DO THIS |
What follows is a set of entries. Give them again exactly, without the pictures.

RECORDS PROVIDED |
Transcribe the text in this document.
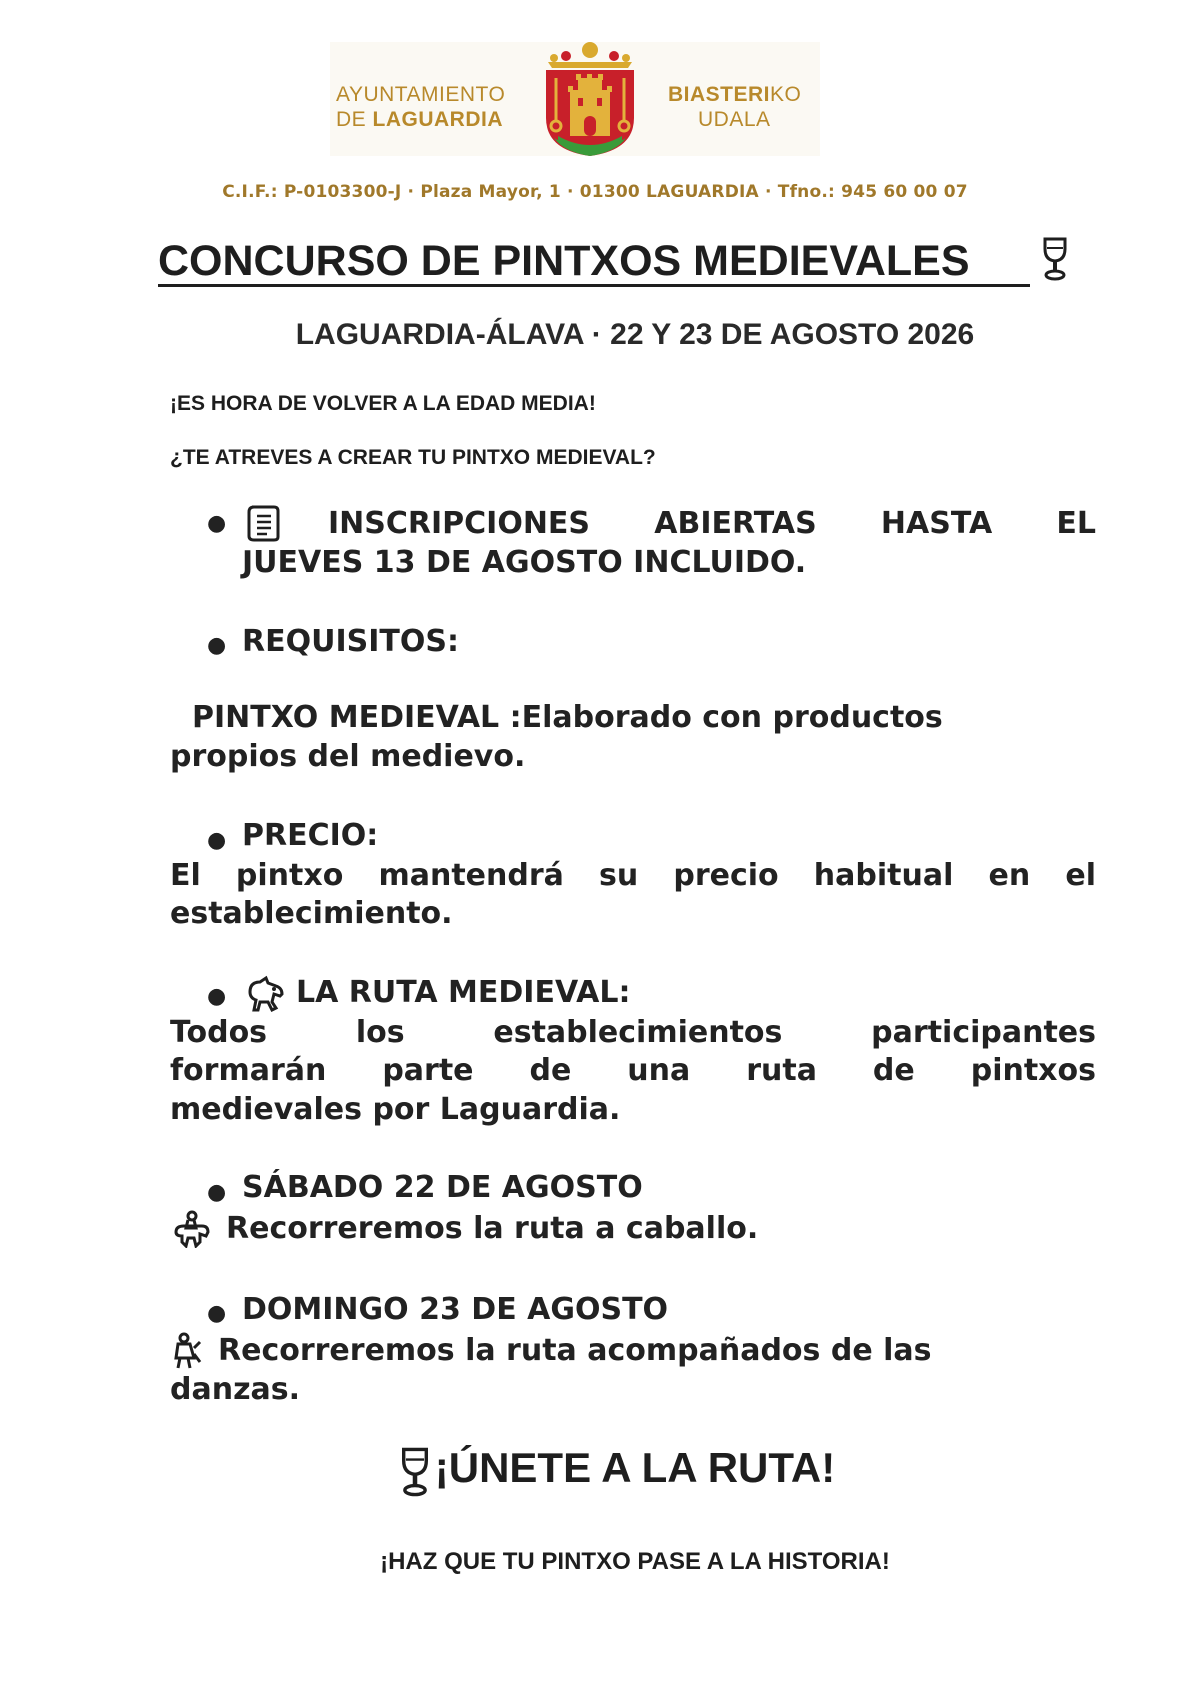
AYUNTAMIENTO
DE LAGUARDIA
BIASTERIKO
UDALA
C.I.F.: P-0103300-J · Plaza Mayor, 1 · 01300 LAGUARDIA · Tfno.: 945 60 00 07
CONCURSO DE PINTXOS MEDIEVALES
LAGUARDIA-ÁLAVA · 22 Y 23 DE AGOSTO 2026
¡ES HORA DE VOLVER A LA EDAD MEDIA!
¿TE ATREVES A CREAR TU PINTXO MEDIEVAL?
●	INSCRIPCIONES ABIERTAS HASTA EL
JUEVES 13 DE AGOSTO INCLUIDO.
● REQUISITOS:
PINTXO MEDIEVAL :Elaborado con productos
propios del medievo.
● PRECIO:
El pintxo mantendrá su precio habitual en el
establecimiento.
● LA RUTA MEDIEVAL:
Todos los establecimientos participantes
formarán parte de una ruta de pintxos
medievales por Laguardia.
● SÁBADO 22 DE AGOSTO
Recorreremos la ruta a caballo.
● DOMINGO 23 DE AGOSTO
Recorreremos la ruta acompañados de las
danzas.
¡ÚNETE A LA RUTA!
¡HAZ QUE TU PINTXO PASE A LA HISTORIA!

FULL ANSWER |
Transcribe the text in this document.
AYUNTAMIENTO
DE LAGUARDIA
BIASTERIKO
UDALA
C.I.F.: P-0103300-J · Plaza Mayor, 1 · 01300 LAGUARDIA · Tfno.: 945 60 00 07
CONCURSO DE PINTXOS MEDIEVALES
LAGUARDIA-ÁLAVA · 22 Y 23 DE AGOSTO 2026
¡ES HORA DE VOLVER A LA EDAD MEDIA!
¿TE ATREVES A CREAR TU PINTXO MEDIEVAL?
●	INSCRIPCIONES ABIERTAS HASTA EL
JUEVES 13 DE AGOSTO INCLUIDO.
● REQUISITOS:
PINTXO MEDIEVAL :Elaborado con productos
propios del medievo.
● PRECIO:
El pintxo mantendrá su precio habitual en el
establecimiento.
● LA RUTA MEDIEVAL:
Todos los establecimientos participantes
formarán parte de una ruta de pintxos
medievales por Laguardia.
● SÁBADO 22 DE AGOSTO
Recorreremos la ruta a caballo.
● DOMINGO 23 DE AGOSTO
Recorreremos la ruta acompañados de las
danzas.
¡ÚNETE A LA RUTA!
¡HAZ QUE TU PINTXO PASE A LA HISTORIA!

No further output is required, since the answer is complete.